Entries with figure data:

* Start *

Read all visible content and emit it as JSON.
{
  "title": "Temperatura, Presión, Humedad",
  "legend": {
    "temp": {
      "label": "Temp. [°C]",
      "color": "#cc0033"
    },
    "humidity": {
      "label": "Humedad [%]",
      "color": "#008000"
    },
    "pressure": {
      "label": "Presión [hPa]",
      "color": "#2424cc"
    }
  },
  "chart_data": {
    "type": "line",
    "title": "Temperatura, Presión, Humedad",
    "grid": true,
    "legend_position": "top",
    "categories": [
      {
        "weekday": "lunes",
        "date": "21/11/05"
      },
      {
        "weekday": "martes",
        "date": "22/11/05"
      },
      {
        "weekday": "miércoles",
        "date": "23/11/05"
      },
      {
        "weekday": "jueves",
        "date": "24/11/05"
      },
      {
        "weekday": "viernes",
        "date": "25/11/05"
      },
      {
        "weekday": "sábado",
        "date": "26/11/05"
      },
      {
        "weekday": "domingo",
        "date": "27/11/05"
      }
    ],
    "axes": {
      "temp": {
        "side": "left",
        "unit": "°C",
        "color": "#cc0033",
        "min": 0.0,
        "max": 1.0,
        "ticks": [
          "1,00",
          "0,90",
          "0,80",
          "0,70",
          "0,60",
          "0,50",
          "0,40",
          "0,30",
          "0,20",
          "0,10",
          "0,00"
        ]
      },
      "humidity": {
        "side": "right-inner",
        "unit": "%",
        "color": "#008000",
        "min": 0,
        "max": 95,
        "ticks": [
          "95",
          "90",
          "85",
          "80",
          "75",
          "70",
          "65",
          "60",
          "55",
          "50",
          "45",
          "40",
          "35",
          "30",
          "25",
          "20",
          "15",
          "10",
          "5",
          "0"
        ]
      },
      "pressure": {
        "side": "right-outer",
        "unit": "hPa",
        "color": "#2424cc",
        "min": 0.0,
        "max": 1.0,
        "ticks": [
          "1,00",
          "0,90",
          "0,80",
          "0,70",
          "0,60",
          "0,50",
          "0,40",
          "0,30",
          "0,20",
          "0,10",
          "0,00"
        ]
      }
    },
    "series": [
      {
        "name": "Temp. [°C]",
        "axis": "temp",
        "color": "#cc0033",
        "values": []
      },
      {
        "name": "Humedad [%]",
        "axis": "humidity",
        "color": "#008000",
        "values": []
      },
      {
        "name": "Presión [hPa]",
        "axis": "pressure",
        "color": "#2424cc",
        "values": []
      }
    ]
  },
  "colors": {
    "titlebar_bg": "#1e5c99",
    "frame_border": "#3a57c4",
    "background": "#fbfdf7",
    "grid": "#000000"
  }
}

* End *

Your objective: Your task is to reproduce the whole listing exactly.

Result for this task:
Read all visible content and emit it as JSON.
{
  "title": "Temperatura, Presión, Humedad",
  "legend": {
    "temp": {
      "label": "Temp. [°C]",
      "color": "#cc0033"
    },
    "humidity": {
      "label": "Humedad [%]",
      "color": "#008000"
    },
    "pressure": {
      "label": "Presión [hPa]",
      "color": "#2424cc"
    }
  },
  "chart_data": {
    "type": "line",
    "title": "Temperatura, Presión, Humedad",
    "grid": true,
    "legend_position": "top",
    "categories": [
      {
        "weekday": "lunes",
        "date": "21/11/05"
      },
      {
        "weekday": "martes",
        "date": "22/11/05"
      },
      {
        "weekday": "miércoles",
        "date": "23/11/05"
      },
      {
        "weekday": "jueves",
        "date": "24/11/05"
      },
      {
        "weekday": "viernes",
        "date": "25/11/05"
      },
      {
        "weekday": "sábado",
        "date": "26/11/05"
      },
      {
        "weekday": "domingo",
        "date": "27/11/05"
      }
    ],
    "axes": {
      "temp": {
        "side": "left",
        "unit": "°C",
        "color": "#cc0033",
        "min": 0.0,
        "max": 1.0,
        "ticks": [
          "1,00",
          "0,90",
          "0,80",
          "0,70",
          "0,60",
          "0,50",
          "0,40",
          "0,30",
          "0,20",
          "0,10",
          "0,00"
        ]
      },
      "humidity": {
        "side": "right-inner",
        "unit": "%",
        "color": "#008000",
        "min": 0,
        "max": 95,
        "ticks": [
          "95",
          "90",
          "85",
          "80",
          "75",
          "70",
          "65",
          "60",
          "55",
          "50",
          "45",
          "40",
          "35",
          "30",
          "25",
          "20",
          "15",
          "10",
          "5",
          "0"
        ]
      },
      "pressure": {
        "side": "right-outer",
        "unit": "hPa",
        "color": "#2424cc",
        "min": 0.0,
        "max": 1.0,
        "ticks": [
          "1,00",
          "0,90",
          "0,80",
          "0,70",
          "0,60",
          "0,50",
          "0,40",
          "0,30",
          "0,20",
          "0,10",
          "0,00"
        ]
      }
    },
    "series": [
      {
        "name": "Temp. [°C]",
        "axis": "temp",
        "color": "#cc0033",
        "values": []
      },
      {
        "name": "Humedad [%]",
        "axis": "humidity",
        "color": "#008000",
        "values": []
      },
      {
        "name": "Presión [hPa]",
        "axis": "pressure",
        "color": "#2424cc",
        "values": []
      }
    ]
  },
  "colors": {
    "titlebar_bg": "#1e5c99",
    "frame_border": "#3a57c4",
    "background": "#fbfdf7",
    "grid": "#000000"
  }
}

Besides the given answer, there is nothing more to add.